• **What to produce**
Render the following material again verbatim, leaving nothing out.

########

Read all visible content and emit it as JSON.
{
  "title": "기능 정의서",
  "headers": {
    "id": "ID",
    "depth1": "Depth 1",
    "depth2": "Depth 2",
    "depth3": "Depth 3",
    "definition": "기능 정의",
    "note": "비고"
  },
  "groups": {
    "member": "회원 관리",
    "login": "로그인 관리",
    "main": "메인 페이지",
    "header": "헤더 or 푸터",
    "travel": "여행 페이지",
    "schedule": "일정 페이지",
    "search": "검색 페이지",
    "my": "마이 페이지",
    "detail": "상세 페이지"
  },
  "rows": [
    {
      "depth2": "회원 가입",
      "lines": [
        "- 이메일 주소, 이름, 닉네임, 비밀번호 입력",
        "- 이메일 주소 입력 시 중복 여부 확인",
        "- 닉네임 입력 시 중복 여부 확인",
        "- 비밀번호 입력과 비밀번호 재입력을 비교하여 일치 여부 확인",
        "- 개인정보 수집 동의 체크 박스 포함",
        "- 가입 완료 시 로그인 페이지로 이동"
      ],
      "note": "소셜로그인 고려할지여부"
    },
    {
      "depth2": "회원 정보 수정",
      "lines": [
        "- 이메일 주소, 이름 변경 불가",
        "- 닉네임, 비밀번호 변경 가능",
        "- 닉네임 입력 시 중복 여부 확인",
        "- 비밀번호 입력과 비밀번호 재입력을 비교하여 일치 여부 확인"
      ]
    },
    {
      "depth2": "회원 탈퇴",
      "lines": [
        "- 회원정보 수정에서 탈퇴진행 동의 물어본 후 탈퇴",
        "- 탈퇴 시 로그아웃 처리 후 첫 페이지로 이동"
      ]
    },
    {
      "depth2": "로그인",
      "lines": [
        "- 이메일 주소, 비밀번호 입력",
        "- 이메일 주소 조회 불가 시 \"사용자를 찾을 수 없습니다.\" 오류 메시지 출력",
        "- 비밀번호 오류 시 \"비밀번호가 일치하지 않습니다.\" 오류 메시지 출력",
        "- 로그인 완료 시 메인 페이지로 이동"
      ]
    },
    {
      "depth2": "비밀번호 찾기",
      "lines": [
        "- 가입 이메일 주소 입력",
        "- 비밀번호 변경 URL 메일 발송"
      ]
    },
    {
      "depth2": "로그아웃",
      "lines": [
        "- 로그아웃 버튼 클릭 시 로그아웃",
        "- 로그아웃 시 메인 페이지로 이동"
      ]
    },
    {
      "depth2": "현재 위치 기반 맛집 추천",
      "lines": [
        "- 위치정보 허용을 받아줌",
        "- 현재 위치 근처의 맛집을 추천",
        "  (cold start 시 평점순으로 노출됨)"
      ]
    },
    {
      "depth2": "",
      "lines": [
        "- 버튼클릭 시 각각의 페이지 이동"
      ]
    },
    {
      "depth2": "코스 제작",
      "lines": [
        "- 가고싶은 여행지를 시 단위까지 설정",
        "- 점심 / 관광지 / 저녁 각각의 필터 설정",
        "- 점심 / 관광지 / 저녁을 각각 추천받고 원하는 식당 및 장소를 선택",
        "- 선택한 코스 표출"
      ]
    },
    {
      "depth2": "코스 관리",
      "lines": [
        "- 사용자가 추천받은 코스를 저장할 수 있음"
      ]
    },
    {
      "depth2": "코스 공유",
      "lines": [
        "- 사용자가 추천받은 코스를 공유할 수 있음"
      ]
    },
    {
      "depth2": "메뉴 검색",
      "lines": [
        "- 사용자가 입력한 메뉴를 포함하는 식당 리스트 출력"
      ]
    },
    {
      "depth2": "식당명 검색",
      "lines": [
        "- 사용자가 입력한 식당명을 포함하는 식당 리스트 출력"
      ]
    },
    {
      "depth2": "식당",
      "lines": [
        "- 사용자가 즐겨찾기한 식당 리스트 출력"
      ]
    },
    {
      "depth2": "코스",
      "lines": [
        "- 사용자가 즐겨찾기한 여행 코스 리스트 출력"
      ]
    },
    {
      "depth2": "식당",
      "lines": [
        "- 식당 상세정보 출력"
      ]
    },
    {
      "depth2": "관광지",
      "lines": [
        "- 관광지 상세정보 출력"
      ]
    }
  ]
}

########

• **The completed task**
Read all visible content and emit it as JSON.
{
  "title": "기능 정의서",
  "headers": {
    "id": "ID",
    "depth1": "Depth 1",
    "depth2": "Depth 2",
    "depth3": "Depth 3",
    "definition": "기능 정의",
    "note": "비고"
  },
  "groups": {
    "member": "회원 관리",
    "login": "로그인 관리",
    "main": "메인 페이지",
    "header": "헤더 or 푸터",
    "travel": "여행 페이지",
    "schedule": "일정 페이지",
    "search": "검색 페이지",
    "my": "마이 페이지",
    "detail": "상세 페이지"
  },
  "rows": [
    {
      "depth2": "회원 가입",
      "lines": [
        "- 이메일 주소, 이름, 닉네임, 비밀번호 입력",
        "- 이메일 주소 입력 시 중복 여부 확인",
        "- 닉네임 입력 시 중복 여부 확인",
        "- 비밀번호 입력과 비밀번호 재입력을 비교하여 일치 여부 확인",
        "- 개인정보 수집 동의 체크 박스 포함",
        "- 가입 완료 시 로그인 페이지로 이동"
      ],
      "note": "소셜로그인 고려할지여부"
    },
    {
      "depth2": "회원 정보 수정",
      "lines": [
        "- 이메일 주소, 이름 변경 불가",
        "- 닉네임, 비밀번호 변경 가능",
        "- 닉네임 입력 시 중복 여부 확인",
        "- 비밀번호 입력과 비밀번호 재입력을 비교하여 일치 여부 확인"
      ]
    },
    {
      "depth2": "회원 탈퇴",
      "lines": [
        "- 회원정보 수정에서 탈퇴진행 동의 물어본 후 탈퇴",
        "- 탈퇴 시 로그아웃 처리 후 첫 페이지로 이동"
      ]
    },
    {
      "depth2": "로그인",
      "lines": [
        "- 이메일 주소, 비밀번호 입력",
        "- 이메일 주소 조회 불가 시 \"사용자를 찾을 수 없습니다.\" 오류 메시지 출력",
        "- 비밀번호 오류 시 \"비밀번호가 일치하지 않습니다.\" 오류 메시지 출력",
        "- 로그인 완료 시 메인 페이지로 이동"
      ]
    },
    {
      "depth2": "비밀번호 찾기",
      "lines": [
        "- 가입 이메일 주소 입력",
        "- 비밀번호 변경 URL 메일 발송"
      ]
    },
    {
      "depth2": "로그아웃",
      "lines": [
        "- 로그아웃 버튼 클릭 시 로그아웃",
        "- 로그아웃 시 메인 페이지로 이동"
      ]
    },
    {
      "depth2": "현재 위치 기반 맛집 추천",
      "lines": [
        "- 위치정보 허용을 받아줌",
        "- 현재 위치 근처의 맛집을 추천",
        "  (cold start 시 평점순으로 노출됨)"
      ]
    },
    {
      "depth2": "",
      "lines": [
        "- 버튼클릭 시 각각의 페이지 이동"
      ]
    },
    {
      "depth2": "코스 제작",
      "lines": [
        "- 가고싶은 여행지를 시 단위까지 설정",
        "- 점심 / 관광지 / 저녁 각각의 필터 설정",
        "- 점심 / 관광지 / 저녁을 각각 추천받고 원하는 식당 및 장소를 선택",
        "- 선택한 코스 표출"
      ]
    },
    {
      "depth2": "코스 관리",
      "lines": [
        "- 사용자가 추천받은 코스를 저장할 수 있음"
      ]
    },
    {
      "depth2": "코스 공유",
      "lines": [
        "- 사용자가 추천받은 코스를 공유할 수 있음"
      ]
    },
    {
      "depth2": "메뉴 검색",
      "lines": [
        "- 사용자가 입력한 메뉴를 포함하는 식당 리스트 출력"
      ]
    },
    {
      "depth2": "식당명 검색",
      "lines": [
        "- 사용자가 입력한 식당명을 포함하는 식당 리스트 출력"
      ]
    },
    {
      "depth2": "식당",
      "lines": [
        "- 사용자가 즐겨찾기한 식당 리스트 출력"
      ]
    },
    {
      "depth2": "코스",
      "lines": [
        "- 사용자가 즐겨찾기한 여행 코스 리스트 출력"
      ]
    },
    {
      "depth2": "식당",
      "lines": [
        "- 식당 상세정보 출력"
      ]
    },
    {
      "depth2": "관광지",
      "lines": [
        "- 관광지 상세정보 출력"
      ]
    }
  ]
}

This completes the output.